Exercise | Work through the data below and give the number of lines holding "https", nothing more.

· · · ·

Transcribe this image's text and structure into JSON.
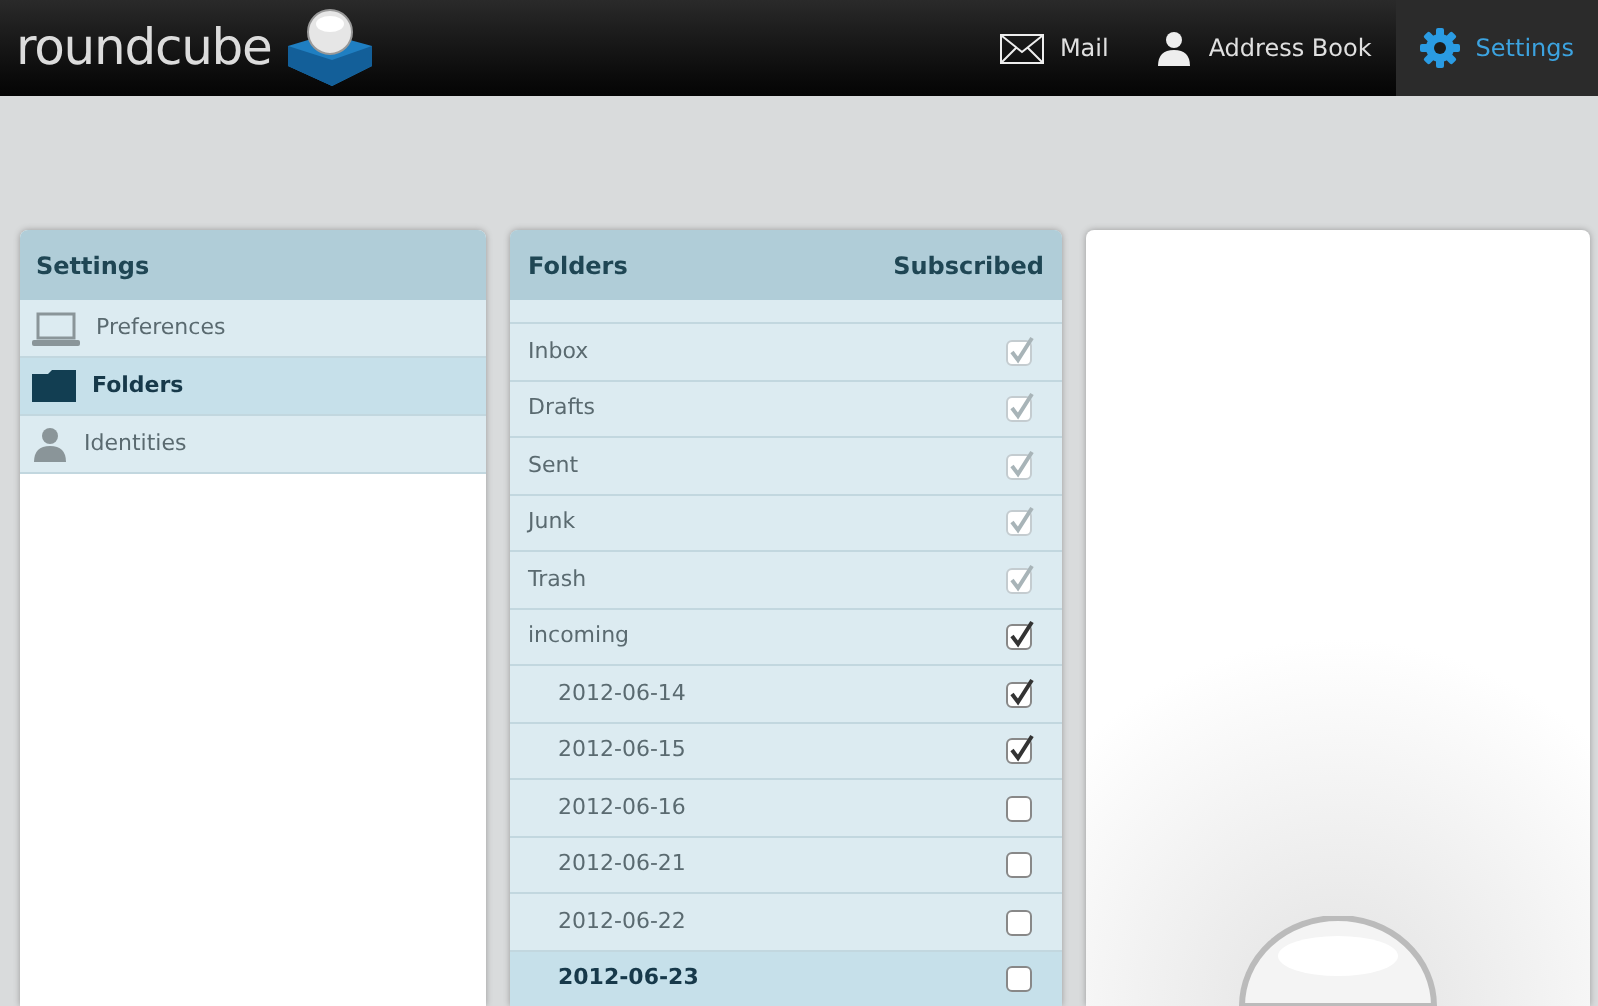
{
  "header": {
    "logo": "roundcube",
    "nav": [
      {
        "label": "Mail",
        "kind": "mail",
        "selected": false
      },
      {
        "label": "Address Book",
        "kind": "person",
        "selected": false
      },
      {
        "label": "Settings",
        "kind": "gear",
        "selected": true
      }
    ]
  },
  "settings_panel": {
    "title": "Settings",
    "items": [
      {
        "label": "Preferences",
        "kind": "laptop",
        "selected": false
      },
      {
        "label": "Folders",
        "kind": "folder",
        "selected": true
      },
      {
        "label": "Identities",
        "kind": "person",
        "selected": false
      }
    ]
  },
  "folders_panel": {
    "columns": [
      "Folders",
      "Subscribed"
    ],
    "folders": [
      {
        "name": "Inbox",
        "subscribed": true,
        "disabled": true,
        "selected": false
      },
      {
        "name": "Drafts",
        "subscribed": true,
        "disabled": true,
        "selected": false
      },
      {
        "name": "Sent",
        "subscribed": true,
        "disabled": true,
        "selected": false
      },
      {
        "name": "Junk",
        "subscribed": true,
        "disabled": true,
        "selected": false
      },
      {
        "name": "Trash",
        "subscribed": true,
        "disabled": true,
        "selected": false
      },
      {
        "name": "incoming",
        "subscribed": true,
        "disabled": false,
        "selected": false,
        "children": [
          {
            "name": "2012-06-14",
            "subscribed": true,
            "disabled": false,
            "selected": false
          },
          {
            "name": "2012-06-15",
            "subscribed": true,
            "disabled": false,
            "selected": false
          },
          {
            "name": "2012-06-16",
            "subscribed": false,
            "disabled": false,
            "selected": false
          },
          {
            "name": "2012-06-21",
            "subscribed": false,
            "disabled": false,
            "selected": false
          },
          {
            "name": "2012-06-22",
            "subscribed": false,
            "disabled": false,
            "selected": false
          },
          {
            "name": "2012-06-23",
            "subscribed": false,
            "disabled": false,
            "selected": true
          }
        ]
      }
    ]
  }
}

· · · ·

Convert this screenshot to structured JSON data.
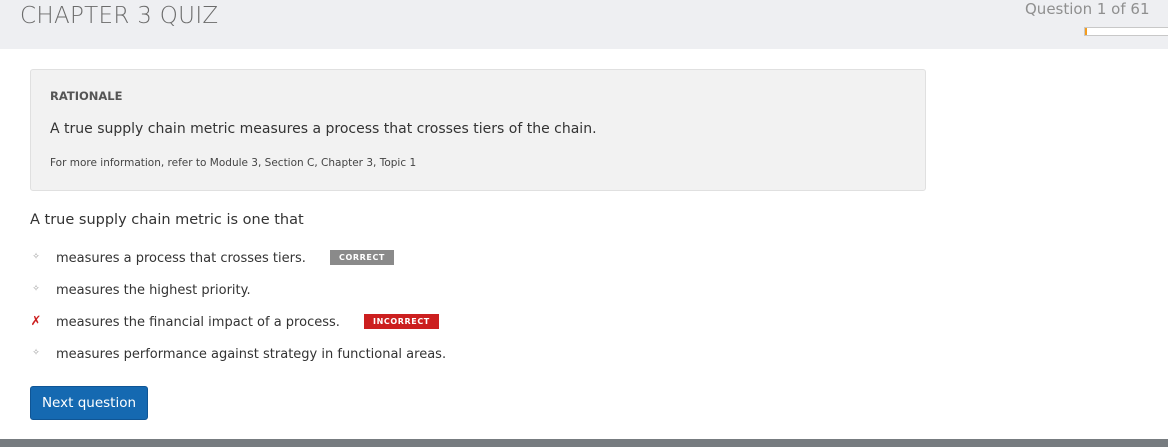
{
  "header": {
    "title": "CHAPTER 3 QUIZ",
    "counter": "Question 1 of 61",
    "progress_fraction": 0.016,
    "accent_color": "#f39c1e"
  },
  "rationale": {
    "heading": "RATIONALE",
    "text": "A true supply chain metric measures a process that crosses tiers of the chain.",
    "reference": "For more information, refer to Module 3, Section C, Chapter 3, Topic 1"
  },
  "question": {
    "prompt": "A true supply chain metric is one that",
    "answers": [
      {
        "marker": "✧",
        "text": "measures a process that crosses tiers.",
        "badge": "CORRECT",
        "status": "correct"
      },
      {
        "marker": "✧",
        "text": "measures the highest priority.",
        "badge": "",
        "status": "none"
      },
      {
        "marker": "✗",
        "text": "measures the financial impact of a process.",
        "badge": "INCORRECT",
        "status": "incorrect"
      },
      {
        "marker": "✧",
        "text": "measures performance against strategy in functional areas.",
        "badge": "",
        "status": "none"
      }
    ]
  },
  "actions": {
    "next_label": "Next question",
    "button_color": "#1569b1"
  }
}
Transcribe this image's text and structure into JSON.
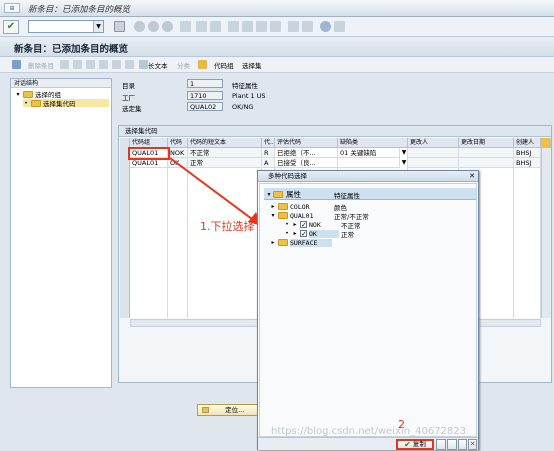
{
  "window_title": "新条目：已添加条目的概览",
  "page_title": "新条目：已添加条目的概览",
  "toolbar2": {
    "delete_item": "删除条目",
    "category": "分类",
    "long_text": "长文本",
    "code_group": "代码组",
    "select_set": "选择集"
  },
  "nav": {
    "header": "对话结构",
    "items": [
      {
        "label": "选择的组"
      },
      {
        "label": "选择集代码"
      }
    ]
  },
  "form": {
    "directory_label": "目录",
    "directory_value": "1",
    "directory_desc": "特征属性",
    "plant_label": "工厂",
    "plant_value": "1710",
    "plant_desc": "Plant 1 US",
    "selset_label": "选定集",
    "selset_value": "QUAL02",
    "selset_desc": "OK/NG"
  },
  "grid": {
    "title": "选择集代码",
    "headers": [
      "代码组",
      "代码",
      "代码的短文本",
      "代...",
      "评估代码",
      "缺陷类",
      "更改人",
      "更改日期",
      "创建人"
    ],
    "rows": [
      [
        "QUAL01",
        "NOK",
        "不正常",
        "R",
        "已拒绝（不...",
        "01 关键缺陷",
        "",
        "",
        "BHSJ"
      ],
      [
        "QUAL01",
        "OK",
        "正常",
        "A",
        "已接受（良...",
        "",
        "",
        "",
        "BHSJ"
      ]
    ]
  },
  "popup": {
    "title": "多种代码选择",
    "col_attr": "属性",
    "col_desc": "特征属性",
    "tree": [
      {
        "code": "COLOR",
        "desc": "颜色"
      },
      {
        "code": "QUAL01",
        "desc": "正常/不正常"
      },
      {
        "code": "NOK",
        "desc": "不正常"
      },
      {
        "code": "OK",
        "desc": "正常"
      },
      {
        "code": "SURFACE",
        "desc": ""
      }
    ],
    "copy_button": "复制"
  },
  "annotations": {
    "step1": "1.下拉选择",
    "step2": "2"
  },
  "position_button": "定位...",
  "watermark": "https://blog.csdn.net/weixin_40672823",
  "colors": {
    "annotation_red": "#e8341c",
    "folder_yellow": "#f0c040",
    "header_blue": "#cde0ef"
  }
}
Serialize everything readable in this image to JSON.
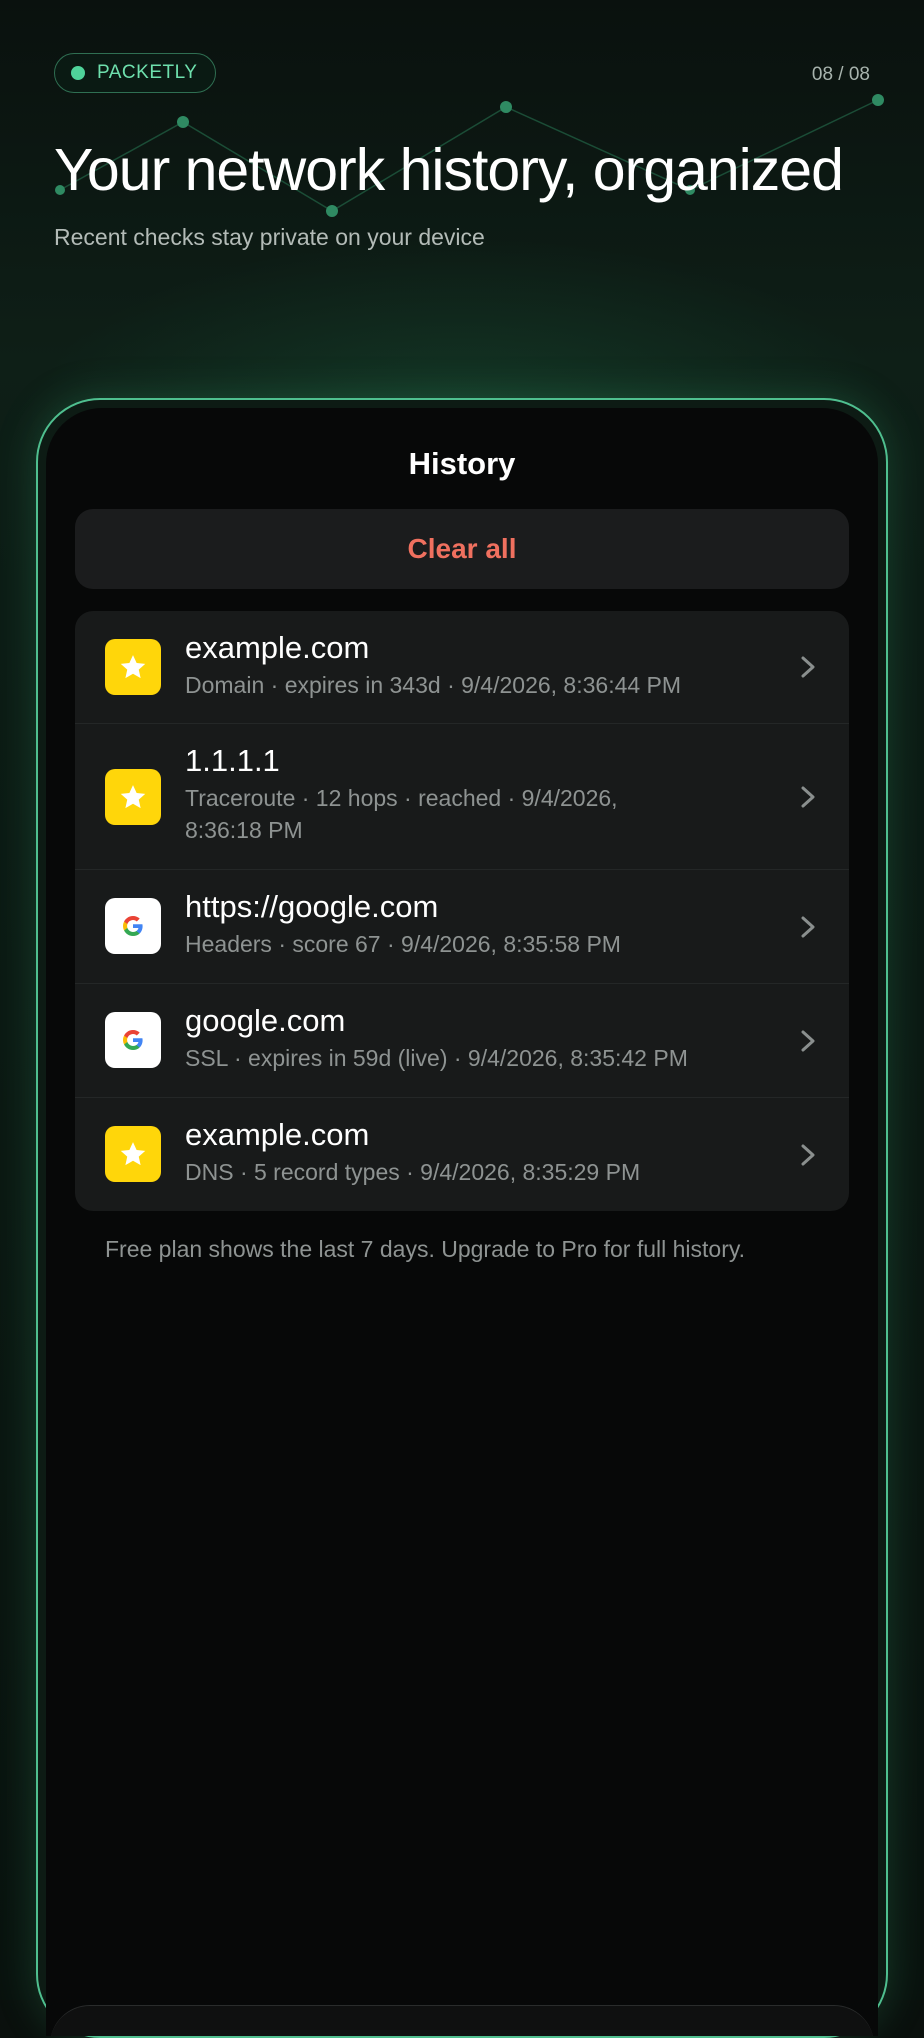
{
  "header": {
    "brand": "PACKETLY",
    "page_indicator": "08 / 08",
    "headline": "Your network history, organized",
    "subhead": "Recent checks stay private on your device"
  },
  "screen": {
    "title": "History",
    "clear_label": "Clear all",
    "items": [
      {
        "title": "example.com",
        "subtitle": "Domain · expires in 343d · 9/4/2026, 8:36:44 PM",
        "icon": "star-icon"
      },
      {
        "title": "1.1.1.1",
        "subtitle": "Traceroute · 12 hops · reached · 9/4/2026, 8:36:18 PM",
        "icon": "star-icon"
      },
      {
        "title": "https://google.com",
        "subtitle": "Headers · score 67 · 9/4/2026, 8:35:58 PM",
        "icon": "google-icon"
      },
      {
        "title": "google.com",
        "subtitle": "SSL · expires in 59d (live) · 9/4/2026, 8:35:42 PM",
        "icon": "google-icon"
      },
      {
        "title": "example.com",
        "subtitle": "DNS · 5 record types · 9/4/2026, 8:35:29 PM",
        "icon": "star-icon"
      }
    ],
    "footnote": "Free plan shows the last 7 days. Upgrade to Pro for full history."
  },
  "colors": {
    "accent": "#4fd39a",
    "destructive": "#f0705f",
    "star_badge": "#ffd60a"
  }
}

· · · ·

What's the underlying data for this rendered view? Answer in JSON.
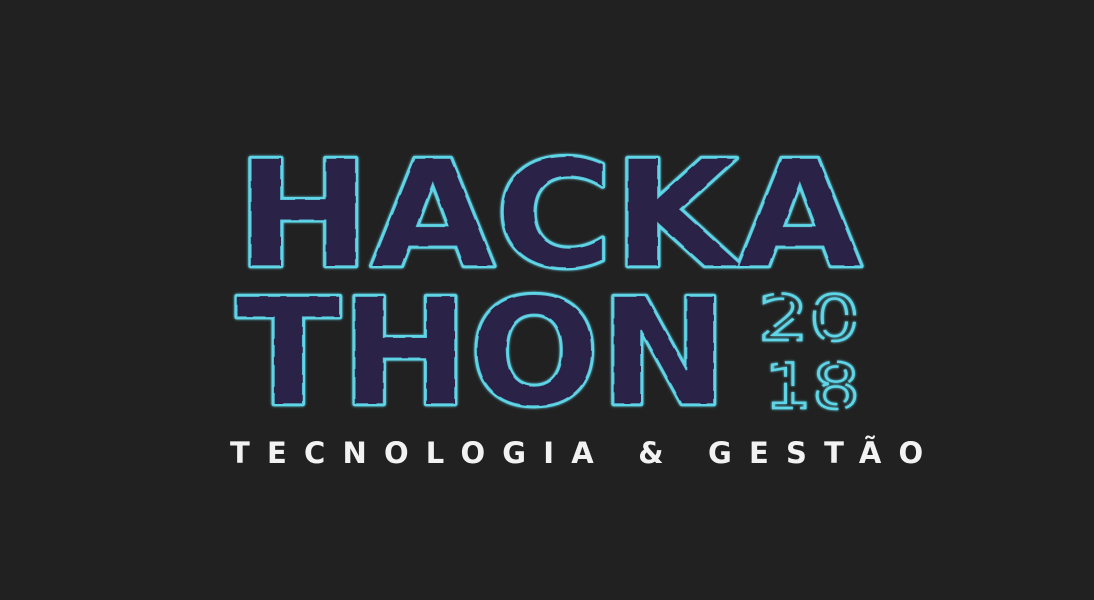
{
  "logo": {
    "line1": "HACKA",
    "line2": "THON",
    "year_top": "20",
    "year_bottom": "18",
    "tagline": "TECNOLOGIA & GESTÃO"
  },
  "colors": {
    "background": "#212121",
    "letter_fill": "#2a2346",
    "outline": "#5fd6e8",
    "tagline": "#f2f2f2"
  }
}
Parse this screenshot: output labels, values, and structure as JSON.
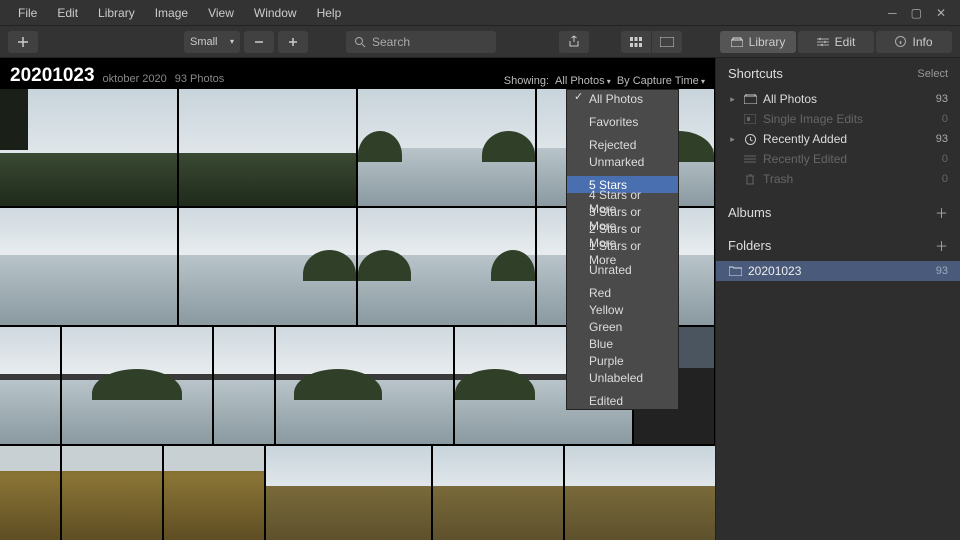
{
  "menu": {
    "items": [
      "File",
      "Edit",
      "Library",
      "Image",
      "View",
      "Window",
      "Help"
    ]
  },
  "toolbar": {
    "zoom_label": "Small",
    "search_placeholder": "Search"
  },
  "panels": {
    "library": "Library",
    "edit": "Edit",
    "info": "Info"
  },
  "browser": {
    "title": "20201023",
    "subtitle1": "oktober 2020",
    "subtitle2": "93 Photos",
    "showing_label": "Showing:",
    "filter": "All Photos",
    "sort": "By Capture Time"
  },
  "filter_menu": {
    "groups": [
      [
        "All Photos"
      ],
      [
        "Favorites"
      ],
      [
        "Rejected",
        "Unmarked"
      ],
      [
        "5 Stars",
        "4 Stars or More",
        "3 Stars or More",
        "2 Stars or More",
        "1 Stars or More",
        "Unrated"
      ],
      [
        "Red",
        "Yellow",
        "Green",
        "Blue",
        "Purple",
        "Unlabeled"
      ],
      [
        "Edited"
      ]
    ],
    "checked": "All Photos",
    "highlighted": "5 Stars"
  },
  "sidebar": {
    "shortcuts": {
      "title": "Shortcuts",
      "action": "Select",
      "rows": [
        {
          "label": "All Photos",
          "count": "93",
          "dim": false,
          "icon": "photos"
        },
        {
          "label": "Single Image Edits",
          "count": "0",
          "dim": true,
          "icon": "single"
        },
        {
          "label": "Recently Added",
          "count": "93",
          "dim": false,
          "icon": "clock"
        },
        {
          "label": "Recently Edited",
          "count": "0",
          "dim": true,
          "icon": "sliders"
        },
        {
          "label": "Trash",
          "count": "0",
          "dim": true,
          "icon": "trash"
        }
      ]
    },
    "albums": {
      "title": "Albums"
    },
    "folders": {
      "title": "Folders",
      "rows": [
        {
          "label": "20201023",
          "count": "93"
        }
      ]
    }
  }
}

· · · ·

The answer | 2